▸ Task objective
Each record must be retyped in full. No character may differ.

▸ Records for processing
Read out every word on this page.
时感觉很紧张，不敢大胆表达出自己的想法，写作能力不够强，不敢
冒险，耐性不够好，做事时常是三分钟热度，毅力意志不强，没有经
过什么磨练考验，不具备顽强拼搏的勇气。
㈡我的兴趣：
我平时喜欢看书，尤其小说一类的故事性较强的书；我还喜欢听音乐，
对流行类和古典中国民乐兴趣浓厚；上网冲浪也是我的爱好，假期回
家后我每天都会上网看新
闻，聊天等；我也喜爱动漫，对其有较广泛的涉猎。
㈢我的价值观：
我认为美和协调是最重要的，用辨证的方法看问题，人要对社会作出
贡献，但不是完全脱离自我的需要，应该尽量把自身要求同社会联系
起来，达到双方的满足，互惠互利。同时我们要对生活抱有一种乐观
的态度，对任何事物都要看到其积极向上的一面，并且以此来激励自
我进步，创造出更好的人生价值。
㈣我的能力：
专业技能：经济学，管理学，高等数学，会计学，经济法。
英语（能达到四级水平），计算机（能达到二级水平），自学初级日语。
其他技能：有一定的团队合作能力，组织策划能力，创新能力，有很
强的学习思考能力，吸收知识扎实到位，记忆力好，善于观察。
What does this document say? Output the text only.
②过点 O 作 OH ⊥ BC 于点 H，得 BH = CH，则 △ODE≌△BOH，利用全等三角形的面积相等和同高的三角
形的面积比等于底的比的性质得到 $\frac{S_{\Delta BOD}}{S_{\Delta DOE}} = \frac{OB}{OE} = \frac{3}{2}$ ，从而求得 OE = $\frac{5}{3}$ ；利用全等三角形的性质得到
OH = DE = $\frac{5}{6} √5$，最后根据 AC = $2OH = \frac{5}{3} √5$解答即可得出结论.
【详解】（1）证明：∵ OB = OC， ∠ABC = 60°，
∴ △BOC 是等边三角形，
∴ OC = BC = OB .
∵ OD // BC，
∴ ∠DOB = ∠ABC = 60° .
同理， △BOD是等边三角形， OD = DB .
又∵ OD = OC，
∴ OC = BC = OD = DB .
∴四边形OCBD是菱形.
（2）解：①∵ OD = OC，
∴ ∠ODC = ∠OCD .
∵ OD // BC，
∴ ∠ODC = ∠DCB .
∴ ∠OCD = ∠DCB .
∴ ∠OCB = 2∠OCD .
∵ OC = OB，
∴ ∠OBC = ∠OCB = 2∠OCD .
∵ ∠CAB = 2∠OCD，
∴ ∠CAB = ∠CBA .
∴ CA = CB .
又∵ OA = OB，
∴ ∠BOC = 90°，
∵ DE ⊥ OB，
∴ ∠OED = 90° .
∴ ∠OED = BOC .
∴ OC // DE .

▸ Task solution
Read out every word on this page.
时感觉很紧张，不敢大胆表达出自己的想法，写作能力不够强，不敢
冒险，耐性不够好，做事时常是三分钟热度，毅力意志不强，没有经
过什么磨练考验，不具备顽强拼搏的勇气。
㈡我的兴趣：
我平时喜欢看书，尤其小说一类的故事性较强的书；我还喜欢听音乐，
对流行类和古典中国民乐兴趣浓厚；上网冲浪也是我的爱好，假期回
家后我每天都会上网看新
闻，聊天等；我也喜爱动漫，对其有较广泛的涉猎。
㈢我的价值观：
我认为美和协调是最重要的，用辨证的方法看问题，人要对社会作出
贡献，但不是完全脱离自我的需要，应该尽量把自身要求同社会联系
起来，达到双方的满足，互惠互利。同时我们要对生活抱有一种乐观
的态度，对任何事物都要看到其积极向上的一面，并且以此来激励自
我进步，创造出更好的人生价值。
㈣我的能力：
专业技能：经济学，管理学，高等数学，会计学，经济法。
英语（能达到四级水平），计算机（能达到二级水平），自学初级日语。
其他技能：有一定的团队合作能力，组织策划能力，创新能力，有很
强的学习思考能力，吸收知识扎实到位，记忆力好，善于观察。
What does this document say? Output the text only.
②过点 O 作 OH ⊥ BC 于点 H，得 BH = CH，则 △ODE≌△BOH，利用全等三角形的面积相等和同高的三角
形的面积比等于底的比的性质得到 $\frac{S_{\Delta BOD}}{S_{\Delta DOE}} = \frac{OB}{OE} = \frac{3}{2}$ ，从而求得 OE = $\frac{5}{3}$ ；利用全等三角形的性质得到
OH = DE = $\frac{5}{6} √5$，最后根据 AC = $2OH = \frac{5}{3} √5$解答即可得出结论.
【详解】（1）证明：∵ OB = OC， ∠ABC = 60°，
∴ △BOC 是等边三角形，
∴ OC = BC = OB .
∵ OD // BC，
∴ ∠DOB = ∠ABC = 60° .
同理， △BOD是等边三角形， OD = DB .
又∵ OD = OC，
∴ OC = BC = OD = DB .
∴四边形OCBD是菱形.
（2）解：①∵ OD = OC，
∴ ∠ODC = ∠OCD .
∵ OD // BC，
∴ ∠ODC = ∠DCB .
∴ ∠OCD = ∠DCB .
∴ ∠OCB = 2∠OCD .
∵ OC = OB，
∴ ∠OBC = ∠OCB = 2∠OCD .
∵ ∠CAB = 2∠OCD，
∴ ∠CAB = ∠CBA .
∴ CA = CB .
又∵ OA = OB，
∴ ∠BOC = 90°，
∵ DE ⊥ OB，
∴ ∠OED = 90° .
∴ ∠OED = BOC .
∴ OC // DE .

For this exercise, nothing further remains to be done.